───── TEXTO ─────

Jude Bellingham voltou a decidir para a Inglaterra no mata-mata da Copa do Mundo: autor de dois gols na vitória por 2 a 1 sobre a Noruega, o meia reafirmou seu papel central na equipe e chegou a seis gols no torneio. O resultado mantém os ingleses na luta pelo bicampeonato, mas o técnico não deixou de externar preocupação com a atuação após a classificação: "Não estou feliz, tivemos sorte".
A trajetória de Bellingham começou no Birmingham, clube da segunda divisão inglesa que o promoveu precocemente. Em uma única temporada como profissional pelo Blues foram 44 partidas, quatro gols e duas assistências. Apesar de o clube não ter conquistado títulos, a identificação foi tamanha que o Birmingham aposentou a camisa 22 — número usado por Bellingham desde a estreia, aos 16 anos e 38 dias — como reconhecimento ao impacto dentro e fora de campo.
Não estou feliz, tivemos sorte
A ascensão rápida atraiu gigantes: Manchester United chegou a ser ligado ao jovem, mas quem o contratou foi o Borussia Dortmund, onde consolidou o salto para a elite europeia. Em Birmingham ele virou ídolo local, com imagens em muros da cidade, enquanto o clube segue na Championship. O irmão Jobe seguiu caminho semelhante nas categorias de base, estreou pelo profissional, fez 26 jogos e teve passagem pelo Sunderland antes de também assinar com o Dortmund.

─────

#### EXERCÍCIOS
**1.** De acordo com o texto sobre Jude Bellingham, qual número de camisa o Birmingham aposentou?
**2.** Dê continuidade ao texto sobre Jude Bellingham a partir da última frase apresentada.
O material não tem relação com o texto sobre Jude Bellingham.

───── DADOS PARA ANÁLISE ─────

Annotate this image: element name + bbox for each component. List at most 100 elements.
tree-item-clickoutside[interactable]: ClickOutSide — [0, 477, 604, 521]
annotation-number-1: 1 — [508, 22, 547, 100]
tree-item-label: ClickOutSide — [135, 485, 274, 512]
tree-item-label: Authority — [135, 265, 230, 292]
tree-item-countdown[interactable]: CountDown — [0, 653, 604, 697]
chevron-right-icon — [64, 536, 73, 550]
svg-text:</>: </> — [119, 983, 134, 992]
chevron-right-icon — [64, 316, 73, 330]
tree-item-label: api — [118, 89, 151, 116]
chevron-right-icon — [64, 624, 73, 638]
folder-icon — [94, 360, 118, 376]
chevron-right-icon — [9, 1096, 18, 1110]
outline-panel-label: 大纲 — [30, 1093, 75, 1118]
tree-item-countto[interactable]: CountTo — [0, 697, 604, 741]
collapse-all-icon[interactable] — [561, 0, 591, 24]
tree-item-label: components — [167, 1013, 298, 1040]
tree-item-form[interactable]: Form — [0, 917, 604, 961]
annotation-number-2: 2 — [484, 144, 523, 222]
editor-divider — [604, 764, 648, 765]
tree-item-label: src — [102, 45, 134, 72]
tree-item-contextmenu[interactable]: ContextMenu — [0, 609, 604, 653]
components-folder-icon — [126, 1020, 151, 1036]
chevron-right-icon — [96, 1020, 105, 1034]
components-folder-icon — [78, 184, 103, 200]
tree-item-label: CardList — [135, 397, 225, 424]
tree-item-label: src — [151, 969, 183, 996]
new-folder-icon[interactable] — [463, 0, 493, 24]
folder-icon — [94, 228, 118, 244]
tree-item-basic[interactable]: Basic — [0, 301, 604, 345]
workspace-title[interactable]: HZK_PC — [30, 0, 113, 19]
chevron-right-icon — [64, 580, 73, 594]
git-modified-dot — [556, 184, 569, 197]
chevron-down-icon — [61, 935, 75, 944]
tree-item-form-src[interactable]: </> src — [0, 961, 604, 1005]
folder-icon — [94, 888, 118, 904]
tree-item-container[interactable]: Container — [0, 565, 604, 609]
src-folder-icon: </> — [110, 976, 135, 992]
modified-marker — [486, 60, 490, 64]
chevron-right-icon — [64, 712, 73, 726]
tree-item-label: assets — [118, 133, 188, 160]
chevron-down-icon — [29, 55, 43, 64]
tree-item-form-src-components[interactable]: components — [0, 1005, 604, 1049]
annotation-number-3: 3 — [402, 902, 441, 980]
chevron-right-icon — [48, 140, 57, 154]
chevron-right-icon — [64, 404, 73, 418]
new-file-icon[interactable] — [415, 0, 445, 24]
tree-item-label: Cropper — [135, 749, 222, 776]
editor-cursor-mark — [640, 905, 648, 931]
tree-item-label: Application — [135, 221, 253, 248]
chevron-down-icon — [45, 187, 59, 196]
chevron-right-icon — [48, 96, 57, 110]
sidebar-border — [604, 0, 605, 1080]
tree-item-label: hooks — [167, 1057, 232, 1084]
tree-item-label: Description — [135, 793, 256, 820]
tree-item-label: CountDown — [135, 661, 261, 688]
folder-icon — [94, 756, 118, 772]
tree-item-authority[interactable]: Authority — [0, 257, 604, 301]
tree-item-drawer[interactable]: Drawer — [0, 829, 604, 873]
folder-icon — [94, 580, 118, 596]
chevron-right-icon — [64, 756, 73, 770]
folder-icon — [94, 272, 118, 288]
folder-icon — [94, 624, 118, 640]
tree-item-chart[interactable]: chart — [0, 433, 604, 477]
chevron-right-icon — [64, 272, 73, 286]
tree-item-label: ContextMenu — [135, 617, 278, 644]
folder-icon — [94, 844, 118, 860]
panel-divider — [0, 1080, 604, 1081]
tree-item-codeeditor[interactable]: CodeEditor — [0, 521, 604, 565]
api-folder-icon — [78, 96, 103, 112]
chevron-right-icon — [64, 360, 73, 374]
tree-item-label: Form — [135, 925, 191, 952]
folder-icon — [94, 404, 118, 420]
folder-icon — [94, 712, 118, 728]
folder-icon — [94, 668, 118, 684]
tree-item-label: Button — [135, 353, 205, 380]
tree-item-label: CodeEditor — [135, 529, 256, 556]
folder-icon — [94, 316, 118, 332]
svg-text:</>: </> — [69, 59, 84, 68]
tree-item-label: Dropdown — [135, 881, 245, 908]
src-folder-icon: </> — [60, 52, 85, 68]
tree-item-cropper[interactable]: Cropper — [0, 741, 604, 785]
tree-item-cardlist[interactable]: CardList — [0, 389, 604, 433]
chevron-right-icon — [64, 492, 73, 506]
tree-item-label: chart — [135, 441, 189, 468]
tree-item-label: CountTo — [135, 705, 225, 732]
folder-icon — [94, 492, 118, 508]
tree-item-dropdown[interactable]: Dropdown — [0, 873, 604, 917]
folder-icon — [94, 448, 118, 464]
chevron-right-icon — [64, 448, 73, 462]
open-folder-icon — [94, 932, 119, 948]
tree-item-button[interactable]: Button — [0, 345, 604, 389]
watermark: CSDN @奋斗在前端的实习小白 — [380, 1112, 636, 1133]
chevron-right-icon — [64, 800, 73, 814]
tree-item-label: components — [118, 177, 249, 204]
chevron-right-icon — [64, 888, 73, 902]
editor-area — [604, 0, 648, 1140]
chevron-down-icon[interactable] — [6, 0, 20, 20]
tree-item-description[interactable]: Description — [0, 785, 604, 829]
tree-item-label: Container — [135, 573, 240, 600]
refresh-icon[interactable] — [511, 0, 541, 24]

─────

#### RESPOSTAS POR ITEM
**1.** A camisa 22.

**2.**
O contraste entre a origem modesta no futebol inglês e o protagonismo em Copas realça o valor esportivo e simbólico do gesto do Birmingham ao aposentar a camisa 22: além de homenagear uma carreira precoce, o clube deixou uma referência para jovens da base. No plano esportivo, Bellingham chega ao mata-mata com confiança e responsabilidade ampliadas — e a seleção, apesar do resultado, precisa ajustar desempenho se quiser transformar dependência em projeto convincente rumo ao título.